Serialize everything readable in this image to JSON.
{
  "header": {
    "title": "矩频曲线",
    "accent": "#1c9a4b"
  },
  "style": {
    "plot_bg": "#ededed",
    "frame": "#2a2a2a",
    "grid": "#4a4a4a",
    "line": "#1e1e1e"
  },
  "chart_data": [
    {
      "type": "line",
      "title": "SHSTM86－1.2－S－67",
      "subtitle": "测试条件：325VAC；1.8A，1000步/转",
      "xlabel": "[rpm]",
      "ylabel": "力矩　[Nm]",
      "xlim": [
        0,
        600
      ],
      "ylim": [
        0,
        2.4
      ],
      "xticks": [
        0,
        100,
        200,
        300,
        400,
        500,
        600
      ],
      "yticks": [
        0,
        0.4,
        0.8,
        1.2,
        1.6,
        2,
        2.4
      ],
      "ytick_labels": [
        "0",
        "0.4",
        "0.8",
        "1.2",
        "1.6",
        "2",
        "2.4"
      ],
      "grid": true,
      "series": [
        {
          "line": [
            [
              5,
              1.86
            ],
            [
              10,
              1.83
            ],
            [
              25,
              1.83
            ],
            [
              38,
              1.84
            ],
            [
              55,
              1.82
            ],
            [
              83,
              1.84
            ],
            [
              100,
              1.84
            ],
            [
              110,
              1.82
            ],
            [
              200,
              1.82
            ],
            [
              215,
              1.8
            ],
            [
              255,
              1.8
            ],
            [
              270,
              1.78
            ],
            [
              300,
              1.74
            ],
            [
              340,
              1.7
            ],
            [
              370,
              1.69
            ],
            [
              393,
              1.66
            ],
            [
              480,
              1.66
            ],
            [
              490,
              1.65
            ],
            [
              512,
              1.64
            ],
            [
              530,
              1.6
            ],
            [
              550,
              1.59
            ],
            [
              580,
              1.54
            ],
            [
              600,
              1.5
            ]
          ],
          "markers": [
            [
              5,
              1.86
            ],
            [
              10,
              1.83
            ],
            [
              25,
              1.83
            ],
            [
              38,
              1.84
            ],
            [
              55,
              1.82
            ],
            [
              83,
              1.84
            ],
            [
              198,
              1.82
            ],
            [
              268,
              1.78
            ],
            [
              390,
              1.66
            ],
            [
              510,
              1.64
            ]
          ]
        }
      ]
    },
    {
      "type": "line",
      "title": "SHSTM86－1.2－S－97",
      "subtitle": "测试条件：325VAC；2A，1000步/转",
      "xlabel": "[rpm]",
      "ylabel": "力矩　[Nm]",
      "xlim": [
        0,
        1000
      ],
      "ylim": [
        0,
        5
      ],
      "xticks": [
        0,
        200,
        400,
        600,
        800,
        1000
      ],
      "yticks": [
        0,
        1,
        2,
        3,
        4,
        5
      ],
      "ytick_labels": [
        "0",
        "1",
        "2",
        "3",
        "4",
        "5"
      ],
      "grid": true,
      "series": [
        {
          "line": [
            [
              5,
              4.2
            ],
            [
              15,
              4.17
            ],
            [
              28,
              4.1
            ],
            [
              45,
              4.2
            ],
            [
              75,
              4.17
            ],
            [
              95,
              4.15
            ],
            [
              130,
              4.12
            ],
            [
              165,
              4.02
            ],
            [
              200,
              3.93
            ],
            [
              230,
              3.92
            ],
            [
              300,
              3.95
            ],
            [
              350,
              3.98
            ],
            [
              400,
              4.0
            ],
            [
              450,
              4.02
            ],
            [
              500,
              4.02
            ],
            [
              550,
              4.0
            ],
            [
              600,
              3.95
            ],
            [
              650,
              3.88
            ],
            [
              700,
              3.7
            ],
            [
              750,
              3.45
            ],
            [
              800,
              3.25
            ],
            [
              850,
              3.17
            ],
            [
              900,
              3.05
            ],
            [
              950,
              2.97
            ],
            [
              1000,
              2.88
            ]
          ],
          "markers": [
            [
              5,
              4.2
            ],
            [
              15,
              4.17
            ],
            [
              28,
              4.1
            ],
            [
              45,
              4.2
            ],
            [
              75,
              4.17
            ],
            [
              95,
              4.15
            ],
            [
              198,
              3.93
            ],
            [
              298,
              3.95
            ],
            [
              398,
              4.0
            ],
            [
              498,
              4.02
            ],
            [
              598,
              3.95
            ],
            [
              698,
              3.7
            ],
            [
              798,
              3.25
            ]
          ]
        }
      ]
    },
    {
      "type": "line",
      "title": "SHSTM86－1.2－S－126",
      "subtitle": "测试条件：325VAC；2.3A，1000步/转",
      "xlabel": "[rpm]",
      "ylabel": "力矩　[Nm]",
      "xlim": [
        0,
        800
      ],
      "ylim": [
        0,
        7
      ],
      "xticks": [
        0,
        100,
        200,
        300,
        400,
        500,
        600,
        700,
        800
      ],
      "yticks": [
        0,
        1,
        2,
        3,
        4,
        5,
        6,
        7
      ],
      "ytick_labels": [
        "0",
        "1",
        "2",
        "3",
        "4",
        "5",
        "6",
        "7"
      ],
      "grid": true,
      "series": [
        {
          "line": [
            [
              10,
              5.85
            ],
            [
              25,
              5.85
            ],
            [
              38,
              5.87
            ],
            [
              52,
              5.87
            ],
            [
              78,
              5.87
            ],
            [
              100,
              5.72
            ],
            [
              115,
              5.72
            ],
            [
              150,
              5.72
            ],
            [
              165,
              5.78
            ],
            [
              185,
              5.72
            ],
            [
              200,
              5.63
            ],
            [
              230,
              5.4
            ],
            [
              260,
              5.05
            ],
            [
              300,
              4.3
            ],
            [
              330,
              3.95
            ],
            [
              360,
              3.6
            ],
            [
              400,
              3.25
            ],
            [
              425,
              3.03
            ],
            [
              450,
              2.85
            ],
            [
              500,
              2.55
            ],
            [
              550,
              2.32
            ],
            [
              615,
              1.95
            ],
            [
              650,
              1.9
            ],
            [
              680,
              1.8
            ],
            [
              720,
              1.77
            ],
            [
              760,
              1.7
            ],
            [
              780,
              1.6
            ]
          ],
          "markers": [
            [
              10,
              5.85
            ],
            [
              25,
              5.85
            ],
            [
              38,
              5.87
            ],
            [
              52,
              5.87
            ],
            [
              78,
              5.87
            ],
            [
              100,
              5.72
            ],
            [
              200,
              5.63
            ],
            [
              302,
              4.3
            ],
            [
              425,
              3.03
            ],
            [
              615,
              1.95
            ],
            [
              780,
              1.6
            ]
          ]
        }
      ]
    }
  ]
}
........
*Challenge*: Copy each line in the data that holds the word "测试条件".

*Full response*:
      "subtitle": "测试条件：325VAC；1.8A，1000步/转",
      "subtitle": "测试条件：325VAC；2A，1000步/转",
      "subtitle": "测试条件：325VAC；2.3A，1000步/转",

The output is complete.